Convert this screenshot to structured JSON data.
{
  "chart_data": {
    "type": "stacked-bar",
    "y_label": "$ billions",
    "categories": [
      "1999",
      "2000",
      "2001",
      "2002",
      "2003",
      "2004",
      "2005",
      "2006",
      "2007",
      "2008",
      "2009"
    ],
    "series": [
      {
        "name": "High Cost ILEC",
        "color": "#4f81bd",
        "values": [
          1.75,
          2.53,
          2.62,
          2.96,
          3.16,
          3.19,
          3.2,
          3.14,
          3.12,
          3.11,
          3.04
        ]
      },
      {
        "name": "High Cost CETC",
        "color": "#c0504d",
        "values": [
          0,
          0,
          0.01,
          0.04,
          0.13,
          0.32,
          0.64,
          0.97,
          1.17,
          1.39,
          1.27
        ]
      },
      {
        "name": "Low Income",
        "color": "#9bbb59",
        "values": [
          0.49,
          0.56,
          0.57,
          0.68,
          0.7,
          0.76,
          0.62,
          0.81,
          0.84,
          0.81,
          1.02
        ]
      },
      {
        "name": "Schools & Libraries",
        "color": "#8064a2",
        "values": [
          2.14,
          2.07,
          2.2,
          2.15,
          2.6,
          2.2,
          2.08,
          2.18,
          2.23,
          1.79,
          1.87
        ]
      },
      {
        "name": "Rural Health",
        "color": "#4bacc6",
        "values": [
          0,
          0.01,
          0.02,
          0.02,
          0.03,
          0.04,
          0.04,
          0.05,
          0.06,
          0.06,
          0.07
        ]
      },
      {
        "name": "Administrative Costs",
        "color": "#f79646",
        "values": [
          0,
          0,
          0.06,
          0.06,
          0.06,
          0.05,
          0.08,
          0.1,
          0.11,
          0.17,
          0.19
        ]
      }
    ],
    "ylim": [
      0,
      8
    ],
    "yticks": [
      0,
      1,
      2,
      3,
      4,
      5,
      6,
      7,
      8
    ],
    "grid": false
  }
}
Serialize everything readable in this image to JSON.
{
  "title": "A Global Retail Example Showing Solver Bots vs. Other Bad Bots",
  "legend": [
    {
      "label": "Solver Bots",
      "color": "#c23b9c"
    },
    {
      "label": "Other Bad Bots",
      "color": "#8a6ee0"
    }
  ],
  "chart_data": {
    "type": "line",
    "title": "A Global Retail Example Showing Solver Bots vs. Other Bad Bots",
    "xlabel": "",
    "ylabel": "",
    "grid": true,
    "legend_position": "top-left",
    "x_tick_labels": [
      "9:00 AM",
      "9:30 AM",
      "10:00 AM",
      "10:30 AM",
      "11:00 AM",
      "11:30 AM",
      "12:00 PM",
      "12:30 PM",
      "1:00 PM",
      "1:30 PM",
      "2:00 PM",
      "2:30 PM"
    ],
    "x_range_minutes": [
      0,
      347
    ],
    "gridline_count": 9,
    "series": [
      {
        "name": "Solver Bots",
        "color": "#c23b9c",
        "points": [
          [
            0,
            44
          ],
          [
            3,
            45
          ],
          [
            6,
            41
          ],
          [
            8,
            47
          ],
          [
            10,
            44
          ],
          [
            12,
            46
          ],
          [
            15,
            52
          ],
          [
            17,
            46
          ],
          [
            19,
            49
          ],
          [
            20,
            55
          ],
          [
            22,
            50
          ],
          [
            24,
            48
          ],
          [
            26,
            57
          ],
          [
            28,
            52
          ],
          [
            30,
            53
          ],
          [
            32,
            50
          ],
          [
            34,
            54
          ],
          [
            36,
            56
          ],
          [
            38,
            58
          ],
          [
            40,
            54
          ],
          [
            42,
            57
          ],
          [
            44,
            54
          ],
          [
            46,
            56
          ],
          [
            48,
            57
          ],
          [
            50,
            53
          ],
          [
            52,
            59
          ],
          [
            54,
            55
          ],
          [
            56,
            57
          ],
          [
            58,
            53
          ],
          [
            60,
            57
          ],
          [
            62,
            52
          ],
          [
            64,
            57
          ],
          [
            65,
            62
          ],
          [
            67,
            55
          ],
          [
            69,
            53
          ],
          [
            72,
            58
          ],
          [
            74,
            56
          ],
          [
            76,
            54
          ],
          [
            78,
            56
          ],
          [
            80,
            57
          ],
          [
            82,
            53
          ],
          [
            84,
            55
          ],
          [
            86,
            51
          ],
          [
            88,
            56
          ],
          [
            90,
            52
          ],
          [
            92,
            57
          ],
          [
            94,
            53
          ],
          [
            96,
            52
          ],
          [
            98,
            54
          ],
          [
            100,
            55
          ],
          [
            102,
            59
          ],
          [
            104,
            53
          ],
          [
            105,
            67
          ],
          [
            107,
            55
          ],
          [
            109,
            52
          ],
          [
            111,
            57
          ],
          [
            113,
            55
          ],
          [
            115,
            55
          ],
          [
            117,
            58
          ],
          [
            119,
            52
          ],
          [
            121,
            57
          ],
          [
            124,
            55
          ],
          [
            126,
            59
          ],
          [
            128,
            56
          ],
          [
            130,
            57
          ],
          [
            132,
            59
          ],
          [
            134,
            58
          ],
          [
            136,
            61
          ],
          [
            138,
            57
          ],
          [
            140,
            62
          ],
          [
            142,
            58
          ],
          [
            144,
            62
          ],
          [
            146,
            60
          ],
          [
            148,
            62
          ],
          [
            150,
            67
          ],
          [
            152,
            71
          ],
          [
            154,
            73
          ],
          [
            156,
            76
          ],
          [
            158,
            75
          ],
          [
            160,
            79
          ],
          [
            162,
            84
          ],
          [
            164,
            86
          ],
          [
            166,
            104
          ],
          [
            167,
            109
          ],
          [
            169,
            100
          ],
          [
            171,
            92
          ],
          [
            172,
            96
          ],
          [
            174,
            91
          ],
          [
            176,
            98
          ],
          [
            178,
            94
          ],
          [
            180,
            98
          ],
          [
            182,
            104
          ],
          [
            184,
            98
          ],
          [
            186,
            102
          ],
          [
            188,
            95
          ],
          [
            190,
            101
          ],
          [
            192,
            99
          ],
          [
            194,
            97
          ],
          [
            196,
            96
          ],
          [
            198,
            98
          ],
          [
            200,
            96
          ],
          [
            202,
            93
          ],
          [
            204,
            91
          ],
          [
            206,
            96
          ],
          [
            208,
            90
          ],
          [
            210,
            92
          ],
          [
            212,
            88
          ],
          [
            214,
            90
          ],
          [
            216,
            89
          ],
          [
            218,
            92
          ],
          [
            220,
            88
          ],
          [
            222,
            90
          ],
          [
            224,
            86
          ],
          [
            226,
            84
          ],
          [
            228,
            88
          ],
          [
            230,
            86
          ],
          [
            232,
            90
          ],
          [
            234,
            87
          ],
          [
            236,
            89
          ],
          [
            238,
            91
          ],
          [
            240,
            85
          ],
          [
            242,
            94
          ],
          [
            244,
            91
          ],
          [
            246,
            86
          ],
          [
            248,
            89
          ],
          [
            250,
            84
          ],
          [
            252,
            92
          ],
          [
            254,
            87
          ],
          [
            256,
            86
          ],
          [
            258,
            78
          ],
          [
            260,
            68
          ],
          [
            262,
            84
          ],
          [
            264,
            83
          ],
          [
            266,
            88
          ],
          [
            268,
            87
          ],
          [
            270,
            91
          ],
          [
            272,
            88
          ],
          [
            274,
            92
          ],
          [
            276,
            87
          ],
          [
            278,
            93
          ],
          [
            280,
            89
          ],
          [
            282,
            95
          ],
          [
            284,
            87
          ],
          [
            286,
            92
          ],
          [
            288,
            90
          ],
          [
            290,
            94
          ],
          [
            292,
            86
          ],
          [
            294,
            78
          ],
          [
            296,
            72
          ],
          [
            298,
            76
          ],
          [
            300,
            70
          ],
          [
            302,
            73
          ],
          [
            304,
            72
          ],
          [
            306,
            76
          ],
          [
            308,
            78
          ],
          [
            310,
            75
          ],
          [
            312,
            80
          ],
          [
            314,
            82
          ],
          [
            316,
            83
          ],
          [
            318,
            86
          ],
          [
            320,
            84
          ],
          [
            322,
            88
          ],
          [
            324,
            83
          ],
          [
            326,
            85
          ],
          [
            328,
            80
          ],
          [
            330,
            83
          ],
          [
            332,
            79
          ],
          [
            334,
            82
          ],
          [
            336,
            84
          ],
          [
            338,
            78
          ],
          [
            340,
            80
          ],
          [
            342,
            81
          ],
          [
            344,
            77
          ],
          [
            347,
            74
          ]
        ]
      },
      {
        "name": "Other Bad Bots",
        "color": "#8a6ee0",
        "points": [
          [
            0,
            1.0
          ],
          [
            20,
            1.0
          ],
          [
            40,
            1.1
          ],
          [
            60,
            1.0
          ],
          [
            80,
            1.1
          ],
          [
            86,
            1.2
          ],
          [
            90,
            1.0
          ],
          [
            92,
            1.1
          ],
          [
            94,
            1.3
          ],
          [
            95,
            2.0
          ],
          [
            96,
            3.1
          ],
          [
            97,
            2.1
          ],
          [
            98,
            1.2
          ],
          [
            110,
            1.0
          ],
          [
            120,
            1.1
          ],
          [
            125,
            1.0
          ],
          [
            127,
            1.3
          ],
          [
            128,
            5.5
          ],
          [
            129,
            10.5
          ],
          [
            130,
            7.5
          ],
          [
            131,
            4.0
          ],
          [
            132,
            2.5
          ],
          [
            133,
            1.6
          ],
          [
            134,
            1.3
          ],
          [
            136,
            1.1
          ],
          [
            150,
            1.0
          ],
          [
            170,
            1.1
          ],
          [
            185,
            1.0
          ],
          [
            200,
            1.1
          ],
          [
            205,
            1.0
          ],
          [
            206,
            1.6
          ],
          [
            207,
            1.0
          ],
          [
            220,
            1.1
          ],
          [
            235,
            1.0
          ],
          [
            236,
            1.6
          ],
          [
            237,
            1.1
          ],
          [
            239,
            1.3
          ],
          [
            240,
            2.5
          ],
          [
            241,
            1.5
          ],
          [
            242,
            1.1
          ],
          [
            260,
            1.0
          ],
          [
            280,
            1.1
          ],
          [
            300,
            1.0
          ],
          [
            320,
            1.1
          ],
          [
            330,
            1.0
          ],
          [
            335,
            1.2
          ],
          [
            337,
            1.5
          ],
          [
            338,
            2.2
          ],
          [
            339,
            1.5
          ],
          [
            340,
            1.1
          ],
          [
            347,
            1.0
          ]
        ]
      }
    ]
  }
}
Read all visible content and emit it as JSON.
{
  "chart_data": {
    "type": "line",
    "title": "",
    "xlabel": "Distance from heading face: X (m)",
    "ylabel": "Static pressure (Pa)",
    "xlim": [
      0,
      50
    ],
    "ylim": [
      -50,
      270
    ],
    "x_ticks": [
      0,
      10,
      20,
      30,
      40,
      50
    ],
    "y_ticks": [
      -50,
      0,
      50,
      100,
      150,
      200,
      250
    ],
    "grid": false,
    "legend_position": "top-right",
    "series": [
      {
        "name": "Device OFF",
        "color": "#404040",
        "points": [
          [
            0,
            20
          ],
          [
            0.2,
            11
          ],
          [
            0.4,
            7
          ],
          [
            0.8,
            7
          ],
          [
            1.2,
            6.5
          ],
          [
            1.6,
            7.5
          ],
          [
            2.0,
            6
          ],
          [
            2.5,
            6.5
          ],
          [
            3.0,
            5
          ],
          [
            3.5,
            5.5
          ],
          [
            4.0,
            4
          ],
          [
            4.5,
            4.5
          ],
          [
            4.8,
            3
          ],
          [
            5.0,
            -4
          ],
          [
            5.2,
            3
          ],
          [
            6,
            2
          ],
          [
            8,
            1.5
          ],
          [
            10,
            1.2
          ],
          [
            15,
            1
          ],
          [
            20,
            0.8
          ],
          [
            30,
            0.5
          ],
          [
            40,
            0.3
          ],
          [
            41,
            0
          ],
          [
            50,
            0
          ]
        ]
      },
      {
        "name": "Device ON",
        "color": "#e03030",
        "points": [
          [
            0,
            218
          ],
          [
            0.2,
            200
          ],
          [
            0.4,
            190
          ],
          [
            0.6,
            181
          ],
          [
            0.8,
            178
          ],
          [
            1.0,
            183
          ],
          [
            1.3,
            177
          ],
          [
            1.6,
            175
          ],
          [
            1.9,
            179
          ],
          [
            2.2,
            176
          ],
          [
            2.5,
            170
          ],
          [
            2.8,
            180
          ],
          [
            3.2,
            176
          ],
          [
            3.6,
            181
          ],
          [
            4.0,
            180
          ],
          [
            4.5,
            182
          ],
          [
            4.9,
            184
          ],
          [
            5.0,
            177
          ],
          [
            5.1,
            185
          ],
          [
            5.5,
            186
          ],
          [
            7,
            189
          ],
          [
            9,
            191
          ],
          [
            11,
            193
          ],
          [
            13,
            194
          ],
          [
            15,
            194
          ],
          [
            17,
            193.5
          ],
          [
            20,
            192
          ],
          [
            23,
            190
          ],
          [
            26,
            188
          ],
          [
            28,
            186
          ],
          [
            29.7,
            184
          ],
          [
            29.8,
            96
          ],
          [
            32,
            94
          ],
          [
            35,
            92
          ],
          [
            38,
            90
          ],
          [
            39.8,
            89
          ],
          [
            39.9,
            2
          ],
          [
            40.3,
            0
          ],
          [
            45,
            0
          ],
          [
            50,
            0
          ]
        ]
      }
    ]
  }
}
☆ ☆ ☆ ☆ ☆ ☆ ☆
> _What the task requires_: Reproduce each line from the records that contains the word "Solver".

> _Solution below_:
  "title": "A Global Retail Example Showing Solver Bots vs. Other Bad Bots",
      "label": "Solver Bots",
    "title": "A Global Retail Example Showing Solver Bots vs. Other Bad Bots",
        "name": "Solver Bots",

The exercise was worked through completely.